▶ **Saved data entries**

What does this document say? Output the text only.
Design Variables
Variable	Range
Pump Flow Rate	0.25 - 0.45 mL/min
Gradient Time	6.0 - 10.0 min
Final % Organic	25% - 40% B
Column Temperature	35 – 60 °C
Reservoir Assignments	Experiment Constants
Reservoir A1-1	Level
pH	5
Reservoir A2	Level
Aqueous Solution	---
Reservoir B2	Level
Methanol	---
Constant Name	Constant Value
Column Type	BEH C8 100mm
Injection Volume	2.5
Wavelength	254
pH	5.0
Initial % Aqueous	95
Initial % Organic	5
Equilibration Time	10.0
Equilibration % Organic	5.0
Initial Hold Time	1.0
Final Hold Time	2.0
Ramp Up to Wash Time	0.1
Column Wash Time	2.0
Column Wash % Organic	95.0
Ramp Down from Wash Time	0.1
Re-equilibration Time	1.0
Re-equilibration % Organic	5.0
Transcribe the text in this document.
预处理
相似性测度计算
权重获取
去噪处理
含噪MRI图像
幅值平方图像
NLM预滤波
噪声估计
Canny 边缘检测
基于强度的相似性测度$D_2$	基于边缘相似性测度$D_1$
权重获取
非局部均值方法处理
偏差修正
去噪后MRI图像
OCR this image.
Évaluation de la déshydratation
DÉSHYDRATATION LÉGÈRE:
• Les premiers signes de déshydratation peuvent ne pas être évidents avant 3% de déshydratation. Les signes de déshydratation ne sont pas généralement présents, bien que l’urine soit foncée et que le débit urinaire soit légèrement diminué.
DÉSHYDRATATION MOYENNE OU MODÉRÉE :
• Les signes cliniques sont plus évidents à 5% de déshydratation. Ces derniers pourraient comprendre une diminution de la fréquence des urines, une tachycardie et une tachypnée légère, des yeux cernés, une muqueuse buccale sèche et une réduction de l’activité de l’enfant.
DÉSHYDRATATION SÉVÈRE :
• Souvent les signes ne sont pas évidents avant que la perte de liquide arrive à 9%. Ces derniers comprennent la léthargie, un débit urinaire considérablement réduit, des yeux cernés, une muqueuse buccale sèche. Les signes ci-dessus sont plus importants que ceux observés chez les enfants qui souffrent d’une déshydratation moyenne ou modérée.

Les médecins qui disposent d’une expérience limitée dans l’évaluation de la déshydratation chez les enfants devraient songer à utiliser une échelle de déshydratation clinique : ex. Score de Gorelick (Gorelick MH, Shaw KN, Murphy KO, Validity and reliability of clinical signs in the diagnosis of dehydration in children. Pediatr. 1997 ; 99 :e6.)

▶ **Directions for this task**
Find the lines above that include the string "Final" and copy them.

▶ **Exercise answer**
Final % Organic	25% - 40% B
Final Hold Time	2.0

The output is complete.